### Exercise requirements
Omit the pictures, please, and give each record below again exactly.

# start of Excerpted records

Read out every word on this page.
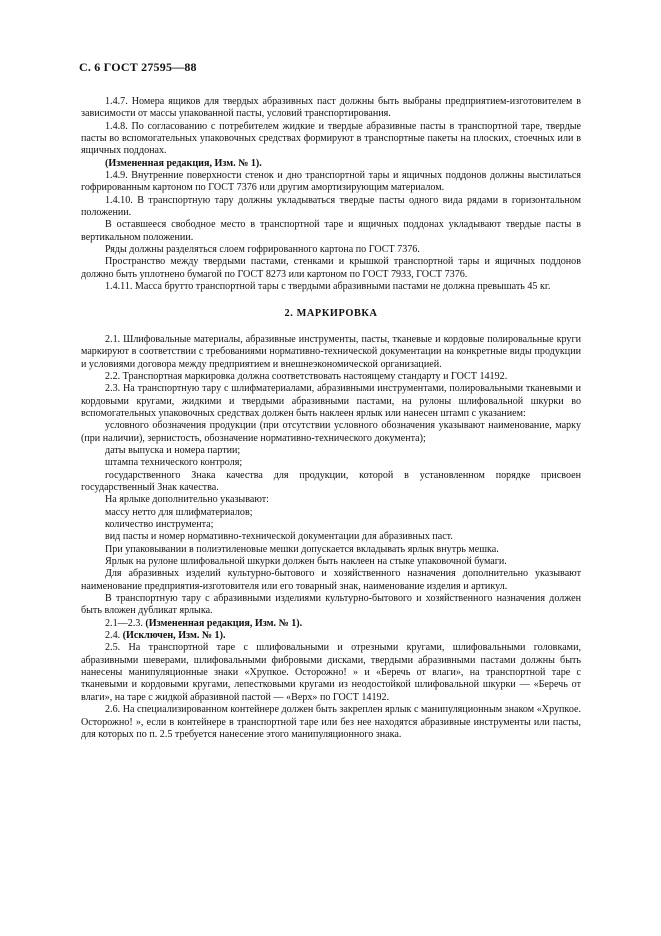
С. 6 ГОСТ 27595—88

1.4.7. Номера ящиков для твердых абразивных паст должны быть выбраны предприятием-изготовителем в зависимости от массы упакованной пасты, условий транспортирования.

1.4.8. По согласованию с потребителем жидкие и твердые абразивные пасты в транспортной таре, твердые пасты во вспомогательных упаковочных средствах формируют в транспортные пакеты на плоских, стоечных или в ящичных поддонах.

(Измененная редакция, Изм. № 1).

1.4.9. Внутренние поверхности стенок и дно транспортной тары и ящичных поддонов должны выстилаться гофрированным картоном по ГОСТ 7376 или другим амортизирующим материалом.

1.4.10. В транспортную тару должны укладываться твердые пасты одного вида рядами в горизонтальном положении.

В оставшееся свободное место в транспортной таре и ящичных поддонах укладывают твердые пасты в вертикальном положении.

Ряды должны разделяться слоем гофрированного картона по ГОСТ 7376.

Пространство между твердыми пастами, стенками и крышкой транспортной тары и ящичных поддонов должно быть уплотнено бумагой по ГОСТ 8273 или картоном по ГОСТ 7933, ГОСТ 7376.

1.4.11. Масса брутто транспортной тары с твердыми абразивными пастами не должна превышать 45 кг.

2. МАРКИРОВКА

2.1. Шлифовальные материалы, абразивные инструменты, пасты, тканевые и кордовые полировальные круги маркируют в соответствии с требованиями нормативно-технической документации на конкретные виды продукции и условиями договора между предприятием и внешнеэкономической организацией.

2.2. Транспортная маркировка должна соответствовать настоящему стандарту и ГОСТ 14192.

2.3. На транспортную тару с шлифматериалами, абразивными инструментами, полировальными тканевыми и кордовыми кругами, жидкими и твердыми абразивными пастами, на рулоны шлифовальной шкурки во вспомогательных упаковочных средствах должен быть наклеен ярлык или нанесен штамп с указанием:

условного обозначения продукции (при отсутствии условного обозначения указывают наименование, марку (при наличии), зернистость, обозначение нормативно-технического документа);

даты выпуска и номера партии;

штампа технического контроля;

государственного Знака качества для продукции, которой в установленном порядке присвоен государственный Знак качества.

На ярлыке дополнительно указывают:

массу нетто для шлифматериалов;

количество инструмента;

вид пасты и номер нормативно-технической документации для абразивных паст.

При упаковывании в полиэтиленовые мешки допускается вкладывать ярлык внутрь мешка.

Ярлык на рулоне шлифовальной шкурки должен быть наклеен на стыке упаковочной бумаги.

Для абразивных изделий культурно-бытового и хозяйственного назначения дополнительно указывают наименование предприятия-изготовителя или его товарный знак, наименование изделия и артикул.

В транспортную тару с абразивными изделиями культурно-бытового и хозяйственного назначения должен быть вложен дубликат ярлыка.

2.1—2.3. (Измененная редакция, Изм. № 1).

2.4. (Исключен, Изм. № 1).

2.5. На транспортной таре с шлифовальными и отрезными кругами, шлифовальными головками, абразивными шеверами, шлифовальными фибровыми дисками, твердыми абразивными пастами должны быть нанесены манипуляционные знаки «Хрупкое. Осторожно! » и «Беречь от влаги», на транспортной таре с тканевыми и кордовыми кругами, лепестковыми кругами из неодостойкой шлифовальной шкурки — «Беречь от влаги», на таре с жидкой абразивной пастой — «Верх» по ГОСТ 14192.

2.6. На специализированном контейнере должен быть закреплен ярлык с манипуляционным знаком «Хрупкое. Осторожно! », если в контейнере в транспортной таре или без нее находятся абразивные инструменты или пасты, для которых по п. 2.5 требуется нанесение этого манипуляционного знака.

# end of Excerpted records

### Reply
Read out every word on this page.
С. 6 ГОСТ 27595—88

1.4.7. Номера ящиков для твердых абразивных паст должны быть выбраны предприятием-изготовителем в зависимости от массы упакованной пасты, условий транспортирования.

1.4.8. По согласованию с потребителем жидкие и твердые абразивные пасты в транспортной таре, твердые пасты во вспомогательных упаковочных средствах формируют в транспортные пакеты на плоских, стоечных или в ящичных поддонах.

(Измененная редакция, Изм. № 1).

1.4.9. Внутренние поверхности стенок и дно транспортной тары и ящичных поддонов должны выстилаться гофрированным картоном по ГОСТ 7376 или другим амортизирующим материалом.

1.4.10. В транспортную тару должны укладываться твердые пасты одного вида рядами в горизонтальном положении.

В оставшееся свободное место в транспортной таре и ящичных поддонах укладывают твердые пасты в вертикальном положении.

Ряды должны разделяться слоем гофрированного картона по ГОСТ 7376.

Пространство между твердыми пастами, стенками и крышкой транспортной тары и ящичных поддонов должно быть уплотнено бумагой по ГОСТ 8273 или картоном по ГОСТ 7933, ГОСТ 7376.

1.4.11. Масса брутто транспортной тары с твердыми абразивными пастами не должна превышать 45 кг.

2. МАРКИРОВКА

2.1. Шлифовальные материалы, абразивные инструменты, пасты, тканевые и кордовые полировальные круги маркируют в соответствии с требованиями нормативно-технической документации на конкретные виды продукции и условиями договора между предприятием и внешнеэкономической организацией.

2.2. Транспортная маркировка должна соответствовать настоящему стандарту и ГОСТ 14192.

2.3. На транспортную тару с шлифматериалами, абразивными инструментами, полировальными тканевыми и кордовыми кругами, жидкими и твердыми абразивными пастами, на рулоны шлифовальной шкурки во вспомогательных упаковочных средствах должен быть наклеен ярлык или нанесен штамп с указанием:

условного обозначения продукции (при отсутствии условного обозначения указывают наименование, марку (при наличии), зернистость, обозначение нормативно-технического документа);

даты выпуска и номера партии;

штампа технического контроля;

государственного Знака качества для продукции, которой в установленном порядке присвоен государственный Знак качества.

На ярлыке дополнительно указывают:

массу нетто для шлифматериалов;

количество инструмента;

вид пасты и номер нормативно-технической документации для абразивных паст.

При упаковывании в полиэтиленовые мешки допускается вкладывать ярлык внутрь мешка.

Ярлык на рулоне шлифовальной шкурки должен быть наклеен на стыке упаковочной бумаги.

Для абразивных изделий культурно-бытового и хозяйственного назначения дополнительно указывают наименование предприятия-изготовителя или его товарный знак, наименование изделия и артикул.

В транспортную тару с абразивными изделиями культурно-бытового и хозяйственного назначения должен быть вложен дубликат ярлыка.

2.1—2.3. (Измененная редакция, Изм. № 1).

2.4. (Исключен, Изм. № 1).

2.5. На транспортной таре с шлифовальными и отрезными кругами, шлифовальными головками, абразивными шеверами, шлифовальными фибровыми дисками, твердыми абразивными пастами должны быть нанесены манипуляционные знаки «Хрупкое. Осторожно! » и «Беречь от влаги», на транспортной таре с тканевыми и кордовыми кругами, лепестковыми кругами из неодостойкой шлифовальной шкурки — «Беречь от влаги», на таре с жидкой абразивной пастой — «Верх» по ГОСТ 14192.

2.6. На специализированном контейнере должен быть закреплен ярлык с манипуляционным знаком «Хрупкое. Осторожно! », если в контейнере в транспортной таре или без нее находятся абразивные инструменты или пасты, для которых по п. 2.5 требуется нанесение этого манипуляционного знака.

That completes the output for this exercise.